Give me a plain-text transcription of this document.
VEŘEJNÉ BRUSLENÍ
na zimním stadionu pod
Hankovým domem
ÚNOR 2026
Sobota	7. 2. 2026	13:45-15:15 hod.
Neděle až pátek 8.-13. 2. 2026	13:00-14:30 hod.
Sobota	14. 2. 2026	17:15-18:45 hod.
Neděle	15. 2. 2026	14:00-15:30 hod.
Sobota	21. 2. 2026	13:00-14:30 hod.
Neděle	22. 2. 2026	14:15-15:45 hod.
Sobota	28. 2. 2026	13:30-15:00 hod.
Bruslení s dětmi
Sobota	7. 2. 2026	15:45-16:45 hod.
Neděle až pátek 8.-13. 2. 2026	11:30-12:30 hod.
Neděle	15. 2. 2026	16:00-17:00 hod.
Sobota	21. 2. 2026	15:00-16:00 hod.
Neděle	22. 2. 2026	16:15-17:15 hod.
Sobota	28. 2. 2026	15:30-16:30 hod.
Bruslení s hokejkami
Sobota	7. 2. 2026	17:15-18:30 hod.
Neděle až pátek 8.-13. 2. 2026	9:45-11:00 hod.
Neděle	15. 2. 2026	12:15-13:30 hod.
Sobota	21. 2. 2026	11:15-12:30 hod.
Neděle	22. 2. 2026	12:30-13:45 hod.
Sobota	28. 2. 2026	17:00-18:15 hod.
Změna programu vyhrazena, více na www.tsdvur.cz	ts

○ ○ ○ ○ ○ ○ ○

WHAT THE TASK ASKS = Copy each line in the data that holds the word "pátek".

SOLUTION TO THIS TASK =
Neděle až pátek 8.-13. 2. 2026	13:00-14:30 hod.
Neděle až pátek 8.-13. 2. 2026	11:30-12:30 hod.
Neděle až pátek 8.-13. 2. 2026	9:45-11:00 hod.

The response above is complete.